◆ **EXERCISE**
Gather each line of the records where "areas" appears.

◆ **DATASET ROWS**

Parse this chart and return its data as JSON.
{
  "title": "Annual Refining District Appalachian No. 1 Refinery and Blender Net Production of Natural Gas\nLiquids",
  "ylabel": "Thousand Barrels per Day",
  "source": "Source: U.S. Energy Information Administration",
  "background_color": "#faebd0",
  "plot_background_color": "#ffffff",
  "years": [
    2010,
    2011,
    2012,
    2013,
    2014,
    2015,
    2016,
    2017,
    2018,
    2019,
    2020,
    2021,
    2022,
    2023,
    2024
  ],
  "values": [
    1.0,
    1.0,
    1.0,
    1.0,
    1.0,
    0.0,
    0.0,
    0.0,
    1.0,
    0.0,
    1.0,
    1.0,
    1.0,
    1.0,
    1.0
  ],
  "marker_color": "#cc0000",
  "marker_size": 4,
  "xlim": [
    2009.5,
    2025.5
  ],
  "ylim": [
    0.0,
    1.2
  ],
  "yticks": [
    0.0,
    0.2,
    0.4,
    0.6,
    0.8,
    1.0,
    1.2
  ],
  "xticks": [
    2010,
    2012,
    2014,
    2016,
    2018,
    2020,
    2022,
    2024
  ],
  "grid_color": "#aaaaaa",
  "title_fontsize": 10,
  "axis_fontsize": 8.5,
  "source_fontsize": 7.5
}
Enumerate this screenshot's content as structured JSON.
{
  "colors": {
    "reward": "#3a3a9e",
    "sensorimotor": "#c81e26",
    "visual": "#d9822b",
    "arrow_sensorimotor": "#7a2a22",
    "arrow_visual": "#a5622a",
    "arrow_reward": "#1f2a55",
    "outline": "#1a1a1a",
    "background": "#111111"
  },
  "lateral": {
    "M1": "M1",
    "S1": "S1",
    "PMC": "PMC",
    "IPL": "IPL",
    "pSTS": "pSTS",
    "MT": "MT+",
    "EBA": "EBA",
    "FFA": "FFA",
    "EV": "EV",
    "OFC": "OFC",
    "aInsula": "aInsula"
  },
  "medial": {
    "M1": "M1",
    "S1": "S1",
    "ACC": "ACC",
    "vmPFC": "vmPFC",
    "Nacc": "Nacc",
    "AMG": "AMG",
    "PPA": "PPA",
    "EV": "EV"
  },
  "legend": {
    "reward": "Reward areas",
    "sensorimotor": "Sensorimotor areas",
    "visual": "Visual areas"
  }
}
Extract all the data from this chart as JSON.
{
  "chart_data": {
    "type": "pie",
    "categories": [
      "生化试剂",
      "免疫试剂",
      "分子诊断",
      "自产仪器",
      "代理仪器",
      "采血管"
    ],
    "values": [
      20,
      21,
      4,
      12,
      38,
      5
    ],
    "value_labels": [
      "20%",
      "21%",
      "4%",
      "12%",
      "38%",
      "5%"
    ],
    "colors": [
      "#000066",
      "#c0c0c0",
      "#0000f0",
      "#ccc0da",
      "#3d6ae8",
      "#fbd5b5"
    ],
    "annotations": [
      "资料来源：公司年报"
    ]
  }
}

◆ **EXERCISE RESPONSE**
    "reward": "Reward areas",
    "sensorimotor": "Sensorimotor areas",
    "visual": "Visual areas"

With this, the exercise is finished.